# JOB
Transcribe the entries exactly; images are not part of the copy.

# DATA SECTION

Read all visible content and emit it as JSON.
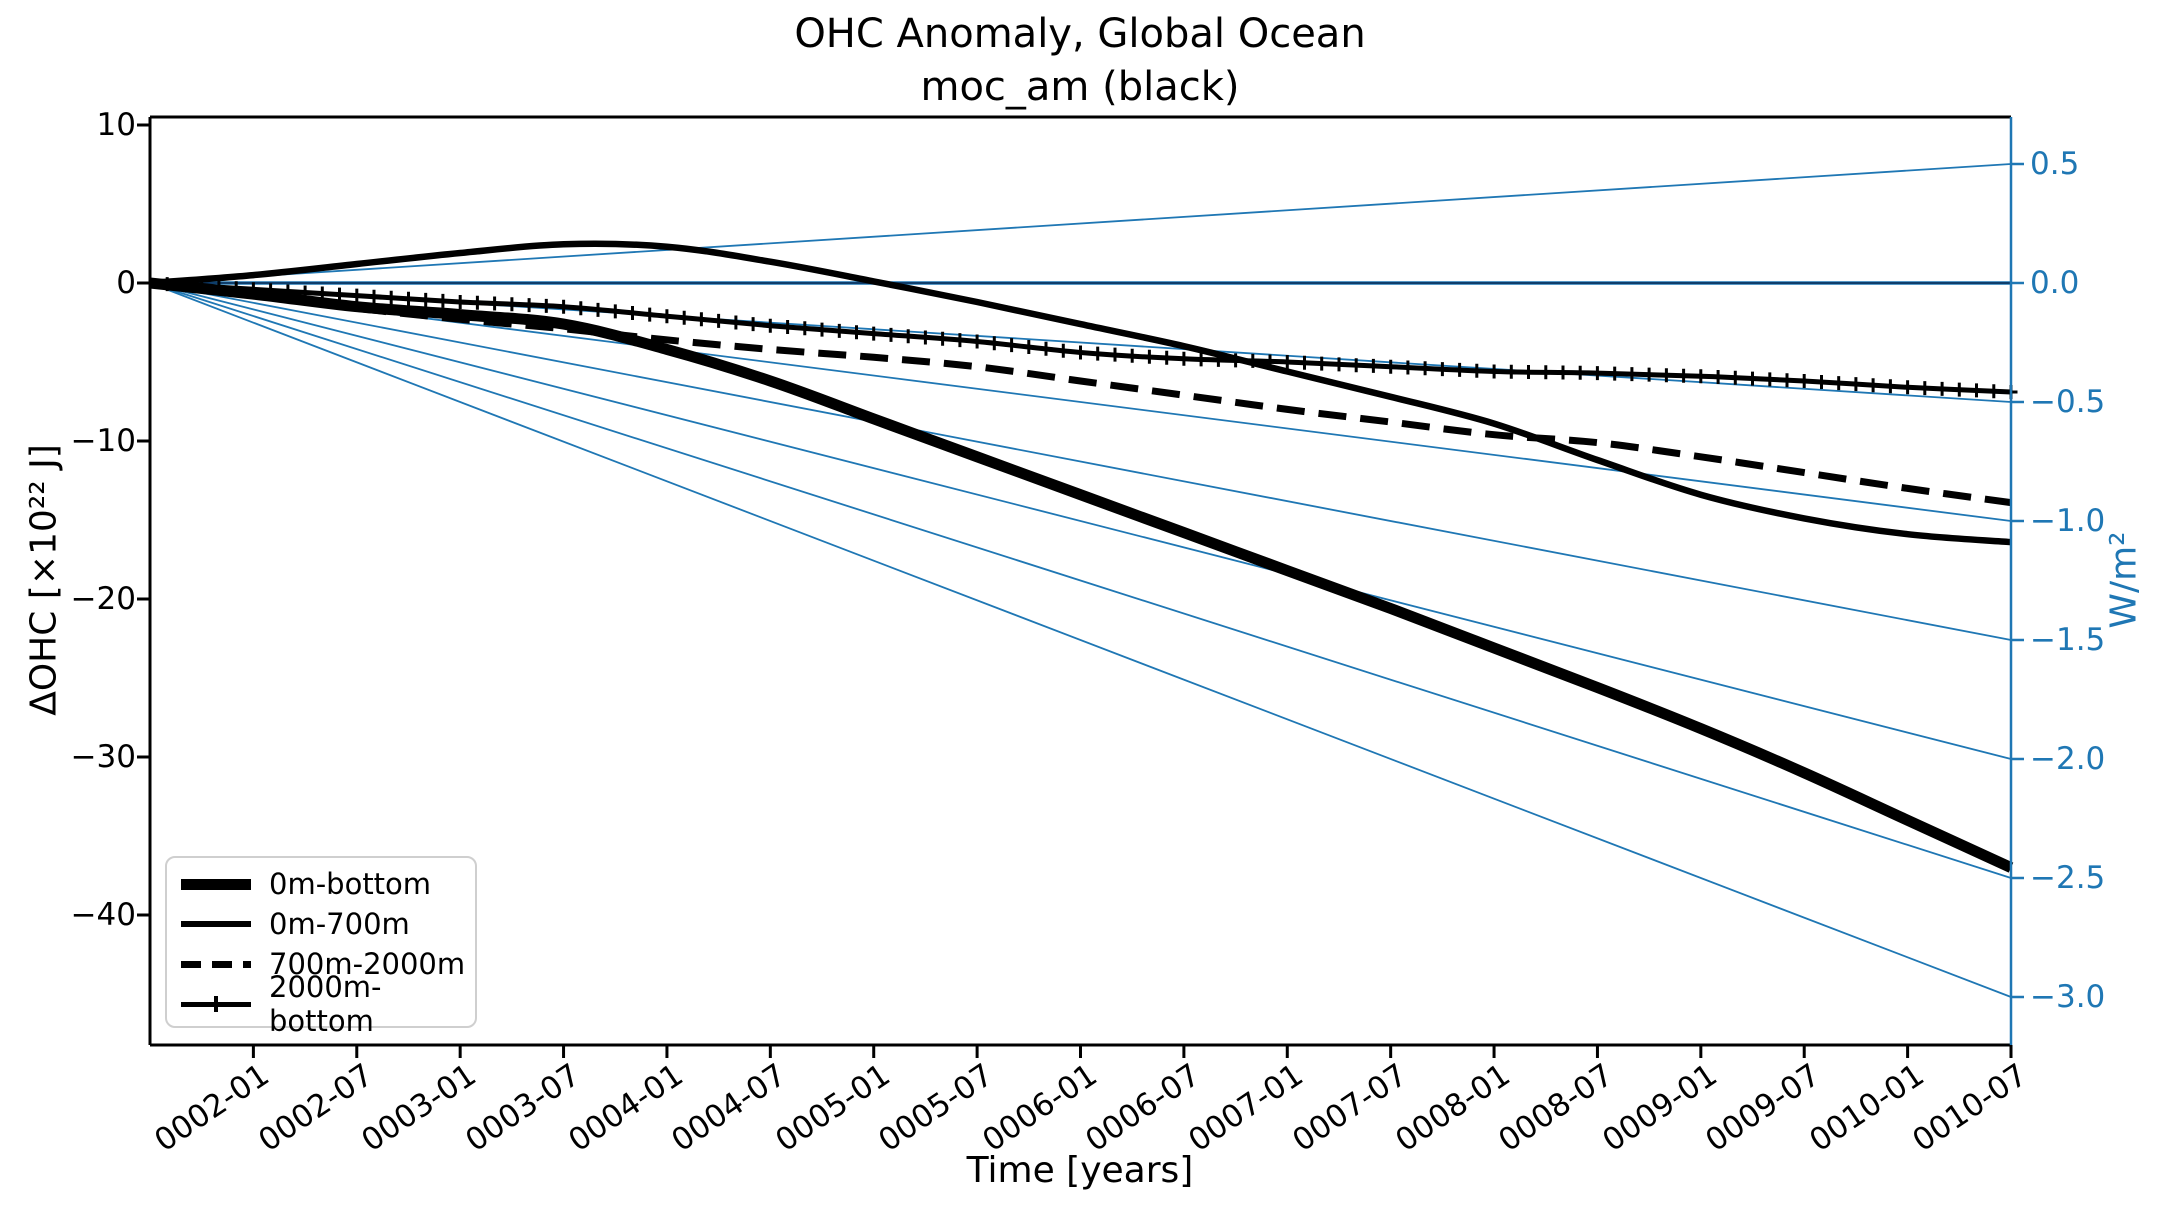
{
  "chart_data": {
    "type": "line",
    "title": "OHC Anomaly, Global Ocean",
    "subtitle": "moc_am (black)",
    "xlabel": "Time [years]",
    "ylabel_left": "ΔOHC [×10²² J]",
    "ylabel_right": "W/m²",
    "x_start": "0001-07",
    "x_tick_labels": [
      "0002-01",
      "0002-07",
      "0003-01",
      "0003-07",
      "0004-01",
      "0004-07",
      "0005-01",
      "0005-07",
      "0006-01",
      "0006-07",
      "0007-01",
      "0007-07",
      "0008-01",
      "0008-07",
      "0009-01",
      "0009-07",
      "0010-01",
      "0010-07"
    ],
    "x_tick_months": [
      6,
      12,
      18,
      24,
      30,
      36,
      42,
      48,
      54,
      60,
      66,
      72,
      78,
      84,
      90,
      96,
      102,
      108
    ],
    "y_ticks_left": {
      "values": [
        10,
        0,
        -10,
        -20,
        -30,
        -40
      ],
      "labels": [
        "10",
        "0",
        "−10",
        "−20",
        "−30",
        "−40"
      ]
    },
    "y_ticks_right": {
      "values": [
        0.5,
        0.0,
        -0.5,
        -1.0,
        -1.5,
        -2.0,
        -2.5,
        -3.0
      ],
      "labels": [
        "0.5",
        "0.0",
        "−0.5",
        "−1.0",
        "−1.5",
        "−2.0",
        "−2.5",
        "−3.0"
      ]
    },
    "ylim_left": [
      -48.2,
      10.6
    ],
    "ylim_right": [
      -3.2,
      0.71
    ],
    "x_months": [
      0,
      6,
      12,
      18,
      24,
      30,
      36,
      42,
      48,
      54,
      60,
      66,
      72,
      78,
      84,
      90,
      96,
      102,
      108
    ],
    "series": [
      {
        "name": "0m-bottom",
        "style": "solid",
        "width": 11,
        "values": [
          0,
          -0.7,
          -1.5,
          -2.0,
          -2.6,
          -4.2,
          -6.2,
          -8.6,
          -11.0,
          -13.4,
          -15.8,
          -18.2,
          -20.6,
          -23.1,
          -25.6,
          -28.2,
          -31.0,
          -34.0,
          -37.0
        ]
      },
      {
        "name": "0m-700m",
        "style": "solid",
        "width": 6.5,
        "values": [
          0,
          0.5,
          1.2,
          1.9,
          2.45,
          2.3,
          1.35,
          0.1,
          -1.2,
          -2.6,
          -4.0,
          -5.6,
          -7.2,
          -8.9,
          -11.2,
          -13.4,
          -14.9,
          -15.9,
          -16.4
        ]
      },
      {
        "name": "700m-2000m",
        "style": "dashed",
        "width": 7,
        "values": [
          0,
          -0.8,
          -1.6,
          -2.3,
          -2.9,
          -3.6,
          -4.2,
          -4.7,
          -5.3,
          -6.2,
          -7.1,
          -8.0,
          -8.8,
          -9.6,
          -10.1,
          -11.0,
          -12.0,
          -13.0,
          -13.9
        ]
      },
      {
        "name": "2000m-bottom",
        "style": "marker",
        "width": 5,
        "values": [
          0,
          -0.4,
          -0.8,
          -1.2,
          -1.5,
          -2.1,
          -2.7,
          -3.2,
          -3.7,
          -4.4,
          -4.8,
          -5.0,
          -5.3,
          -5.6,
          -5.7,
          -5.9,
          -6.2,
          -6.6,
          -6.9
        ]
      }
    ],
    "flux_lines_wm2": [
      0.5,
      0,
      -0.5,
      -1.0,
      -1.5,
      -2.0,
      -2.5,
      -3.0
    ],
    "highlighted_flux": 0,
    "colors": {
      "series_line": "#000000",
      "flux_line": "#1f77b4",
      "flux_zero_core": "#0d3561",
      "right_axis": "#1f77b4",
      "left_axis": "#000000"
    },
    "legend_position": "lower left",
    "grid": false
  }
}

# RESULT OF THIS EXERCISE
Read all visible content and emit it as JSON.
{
  "chart_data": {
    "type": "line",
    "title": "OHC Anomaly, Global Ocean",
    "subtitle": "moc_am (black)",
    "xlabel": "Time [years]",
    "ylabel_left": "ΔOHC [×10²² J]",
    "ylabel_right": "W/m²",
    "x_start": "0001-07",
    "x_tick_labels": [
      "0002-01",
      "0002-07",
      "0003-01",
      "0003-07",
      "0004-01",
      "0004-07",
      "0005-01",
      "0005-07",
      "0006-01",
      "0006-07",
      "0007-01",
      "0007-07",
      "0008-01",
      "0008-07",
      "0009-01",
      "0009-07",
      "0010-01",
      "0010-07"
    ],
    "x_tick_months": [
      6,
      12,
      18,
      24,
      30,
      36,
      42,
      48,
      54,
      60,
      66,
      72,
      78,
      84,
      90,
      96,
      102,
      108
    ],
    "y_ticks_left": {
      "values": [
        10,
        0,
        -10,
        -20,
        -30,
        -40
      ],
      "labels": [
        "10",
        "0",
        "−10",
        "−20",
        "−30",
        "−40"
      ]
    },
    "y_ticks_right": {
      "values": [
        0.5,
        0.0,
        -0.5,
        -1.0,
        -1.5,
        -2.0,
        -2.5,
        -3.0
      ],
      "labels": [
        "0.5",
        "0.0",
        "−0.5",
        "−1.0",
        "−1.5",
        "−2.0",
        "−2.5",
        "−3.0"
      ]
    },
    "ylim_left": [
      -48.2,
      10.6
    ],
    "ylim_right": [
      -3.2,
      0.71
    ],
    "x_months": [
      0,
      6,
      12,
      18,
      24,
      30,
      36,
      42,
      48,
      54,
      60,
      66,
      72,
      78,
      84,
      90,
      96,
      102,
      108
    ],
    "series": [
      {
        "name": "0m-bottom",
        "style": "solid",
        "width": 11,
        "values": [
          0,
          -0.7,
          -1.5,
          -2.0,
          -2.6,
          -4.2,
          -6.2,
          -8.6,
          -11.0,
          -13.4,
          -15.8,
          -18.2,
          -20.6,
          -23.1,
          -25.6,
          -28.2,
          -31.0,
          -34.0,
          -37.0
        ]
      },
      {
        "name": "0m-700m",
        "style": "solid",
        "width": 6.5,
        "values": [
          0,
          0.5,
          1.2,
          1.9,
          2.45,
          2.3,
          1.35,
          0.1,
          -1.2,
          -2.6,
          -4.0,
          -5.6,
          -7.2,
          -8.9,
          -11.2,
          -13.4,
          -14.9,
          -15.9,
          -16.4
        ]
      },
      {
        "name": "700m-2000m",
        "style": "dashed",
        "width": 7,
        "values": [
          0,
          -0.8,
          -1.6,
          -2.3,
          -2.9,
          -3.6,
          -4.2,
          -4.7,
          -5.3,
          -6.2,
          -7.1,
          -8.0,
          -8.8,
          -9.6,
          -10.1,
          -11.0,
          -12.0,
          -13.0,
          -13.9
        ]
      },
      {
        "name": "2000m-bottom",
        "style": "marker",
        "width": 5,
        "values": [
          0,
          -0.4,
          -0.8,
          -1.2,
          -1.5,
          -2.1,
          -2.7,
          -3.2,
          -3.7,
          -4.4,
          -4.8,
          -5.0,
          -5.3,
          -5.6,
          -5.7,
          -5.9,
          -6.2,
          -6.6,
          -6.9
        ]
      }
    ],
    "flux_lines_wm2": [
      0.5,
      0,
      -0.5,
      -1.0,
      -1.5,
      -2.0,
      -2.5,
      -3.0
    ],
    "highlighted_flux": 0,
    "colors": {
      "series_line": "#000000",
      "flux_line": "#1f77b4",
      "flux_zero_core": "#0d3561",
      "right_axis": "#1f77b4",
      "left_axis": "#000000"
    },
    "legend_position": "lower left",
    "grid": false
  }
}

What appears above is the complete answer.